Available data -
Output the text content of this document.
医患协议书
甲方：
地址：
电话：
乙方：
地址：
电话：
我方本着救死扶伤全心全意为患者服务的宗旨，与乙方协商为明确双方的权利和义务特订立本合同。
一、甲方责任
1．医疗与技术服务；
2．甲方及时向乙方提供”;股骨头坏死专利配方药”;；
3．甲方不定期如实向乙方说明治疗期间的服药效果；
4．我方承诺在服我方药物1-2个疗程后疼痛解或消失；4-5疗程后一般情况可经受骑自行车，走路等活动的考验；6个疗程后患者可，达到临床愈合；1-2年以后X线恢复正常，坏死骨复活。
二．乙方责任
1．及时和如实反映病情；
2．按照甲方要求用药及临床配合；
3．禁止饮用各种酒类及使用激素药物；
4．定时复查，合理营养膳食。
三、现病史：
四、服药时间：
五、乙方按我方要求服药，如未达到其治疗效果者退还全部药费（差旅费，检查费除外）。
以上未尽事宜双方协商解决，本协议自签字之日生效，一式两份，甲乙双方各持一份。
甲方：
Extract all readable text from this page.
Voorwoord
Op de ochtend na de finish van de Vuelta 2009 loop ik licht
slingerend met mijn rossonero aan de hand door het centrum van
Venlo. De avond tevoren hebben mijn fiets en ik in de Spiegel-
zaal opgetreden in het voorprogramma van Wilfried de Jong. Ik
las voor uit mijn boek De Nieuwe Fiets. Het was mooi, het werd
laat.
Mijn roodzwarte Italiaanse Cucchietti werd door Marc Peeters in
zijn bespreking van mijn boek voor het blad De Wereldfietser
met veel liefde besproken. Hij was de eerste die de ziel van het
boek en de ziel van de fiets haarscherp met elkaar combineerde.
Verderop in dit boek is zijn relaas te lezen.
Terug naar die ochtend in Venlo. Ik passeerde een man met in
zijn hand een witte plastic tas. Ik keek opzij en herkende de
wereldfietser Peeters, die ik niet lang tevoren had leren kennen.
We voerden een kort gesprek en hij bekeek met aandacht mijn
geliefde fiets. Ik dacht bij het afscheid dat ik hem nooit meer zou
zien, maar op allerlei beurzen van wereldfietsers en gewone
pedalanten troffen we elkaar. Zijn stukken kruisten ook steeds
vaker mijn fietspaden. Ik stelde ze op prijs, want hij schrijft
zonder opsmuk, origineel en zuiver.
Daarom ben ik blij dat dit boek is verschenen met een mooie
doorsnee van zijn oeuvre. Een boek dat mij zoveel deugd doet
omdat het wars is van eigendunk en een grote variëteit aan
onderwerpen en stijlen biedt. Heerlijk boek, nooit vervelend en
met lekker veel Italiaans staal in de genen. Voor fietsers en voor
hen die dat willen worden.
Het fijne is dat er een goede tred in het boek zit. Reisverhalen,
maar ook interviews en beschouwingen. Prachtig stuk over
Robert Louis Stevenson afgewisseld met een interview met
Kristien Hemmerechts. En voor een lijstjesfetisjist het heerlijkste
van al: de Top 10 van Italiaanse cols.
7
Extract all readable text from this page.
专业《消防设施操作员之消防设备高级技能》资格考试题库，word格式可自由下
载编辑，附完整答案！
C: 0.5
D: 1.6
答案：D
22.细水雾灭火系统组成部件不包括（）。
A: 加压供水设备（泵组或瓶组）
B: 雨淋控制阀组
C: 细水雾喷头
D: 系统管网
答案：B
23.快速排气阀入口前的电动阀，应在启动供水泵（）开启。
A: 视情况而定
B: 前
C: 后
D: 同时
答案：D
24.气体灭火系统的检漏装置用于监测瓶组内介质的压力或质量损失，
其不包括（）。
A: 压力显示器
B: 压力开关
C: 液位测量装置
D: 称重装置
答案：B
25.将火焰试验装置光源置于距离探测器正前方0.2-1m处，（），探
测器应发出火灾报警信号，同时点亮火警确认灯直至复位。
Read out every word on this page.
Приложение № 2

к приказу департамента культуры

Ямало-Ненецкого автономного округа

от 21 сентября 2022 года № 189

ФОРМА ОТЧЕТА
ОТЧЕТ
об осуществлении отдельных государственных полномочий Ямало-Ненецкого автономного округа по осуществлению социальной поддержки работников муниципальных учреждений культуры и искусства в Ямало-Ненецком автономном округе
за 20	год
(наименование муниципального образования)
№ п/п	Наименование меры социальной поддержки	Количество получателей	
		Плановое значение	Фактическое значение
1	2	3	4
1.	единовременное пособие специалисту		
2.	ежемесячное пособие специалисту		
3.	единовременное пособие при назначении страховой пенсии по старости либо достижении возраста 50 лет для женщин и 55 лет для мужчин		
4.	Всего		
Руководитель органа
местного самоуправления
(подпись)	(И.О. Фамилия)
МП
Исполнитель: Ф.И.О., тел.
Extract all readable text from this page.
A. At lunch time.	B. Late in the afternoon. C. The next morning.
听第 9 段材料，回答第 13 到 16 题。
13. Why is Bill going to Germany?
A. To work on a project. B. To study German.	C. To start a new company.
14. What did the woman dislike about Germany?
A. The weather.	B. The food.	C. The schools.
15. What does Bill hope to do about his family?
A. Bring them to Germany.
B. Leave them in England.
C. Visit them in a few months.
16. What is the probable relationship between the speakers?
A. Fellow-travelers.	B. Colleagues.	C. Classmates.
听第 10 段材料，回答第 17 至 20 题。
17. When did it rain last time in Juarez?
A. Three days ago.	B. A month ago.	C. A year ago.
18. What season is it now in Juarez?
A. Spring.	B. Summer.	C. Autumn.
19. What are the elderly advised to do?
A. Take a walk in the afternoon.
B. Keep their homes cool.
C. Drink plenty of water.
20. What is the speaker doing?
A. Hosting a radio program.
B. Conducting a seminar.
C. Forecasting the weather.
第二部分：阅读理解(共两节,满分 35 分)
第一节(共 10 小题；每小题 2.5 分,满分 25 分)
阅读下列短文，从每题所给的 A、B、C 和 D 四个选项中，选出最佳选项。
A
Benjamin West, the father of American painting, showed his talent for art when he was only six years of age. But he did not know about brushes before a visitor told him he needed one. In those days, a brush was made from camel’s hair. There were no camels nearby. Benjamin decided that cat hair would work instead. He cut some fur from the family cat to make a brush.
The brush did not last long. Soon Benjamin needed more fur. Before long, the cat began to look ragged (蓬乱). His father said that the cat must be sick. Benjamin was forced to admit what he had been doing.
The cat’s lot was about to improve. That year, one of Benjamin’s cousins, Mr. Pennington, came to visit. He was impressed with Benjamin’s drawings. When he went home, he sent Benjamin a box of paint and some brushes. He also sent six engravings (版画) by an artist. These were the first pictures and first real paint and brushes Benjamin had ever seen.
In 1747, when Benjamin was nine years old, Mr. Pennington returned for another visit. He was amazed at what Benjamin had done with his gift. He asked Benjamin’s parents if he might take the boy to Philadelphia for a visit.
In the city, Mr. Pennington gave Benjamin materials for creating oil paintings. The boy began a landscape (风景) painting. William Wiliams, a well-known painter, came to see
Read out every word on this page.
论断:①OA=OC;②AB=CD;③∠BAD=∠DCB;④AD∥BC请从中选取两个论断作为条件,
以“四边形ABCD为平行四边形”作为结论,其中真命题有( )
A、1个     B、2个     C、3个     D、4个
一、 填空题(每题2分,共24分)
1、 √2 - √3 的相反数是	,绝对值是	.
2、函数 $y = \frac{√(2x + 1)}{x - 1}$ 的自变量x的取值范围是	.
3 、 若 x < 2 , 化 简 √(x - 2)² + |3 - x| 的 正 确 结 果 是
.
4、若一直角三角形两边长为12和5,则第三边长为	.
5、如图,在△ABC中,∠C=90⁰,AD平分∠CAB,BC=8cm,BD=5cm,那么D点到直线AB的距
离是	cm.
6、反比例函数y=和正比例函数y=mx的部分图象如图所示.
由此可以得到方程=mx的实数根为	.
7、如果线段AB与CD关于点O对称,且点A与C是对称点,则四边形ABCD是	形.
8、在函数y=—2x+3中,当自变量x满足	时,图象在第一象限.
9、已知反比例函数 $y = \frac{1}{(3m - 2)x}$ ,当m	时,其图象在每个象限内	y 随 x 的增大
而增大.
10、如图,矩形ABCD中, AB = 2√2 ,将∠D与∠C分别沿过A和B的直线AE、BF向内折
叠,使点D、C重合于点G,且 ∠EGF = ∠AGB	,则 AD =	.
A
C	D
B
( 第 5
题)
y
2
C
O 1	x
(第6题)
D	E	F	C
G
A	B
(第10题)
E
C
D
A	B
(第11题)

Exercise objective -
From the entries above, extract each line containing "округа".

Task solution -
Ямало-Ненецкого автономного округа
об осуществлении отдельных государственных полномочий Ямало-Ненецкого автономного округа по осуществлению социальной поддержки работников муниципальных учреждений культуры и искусства в Ямало-Ненецком автономном округе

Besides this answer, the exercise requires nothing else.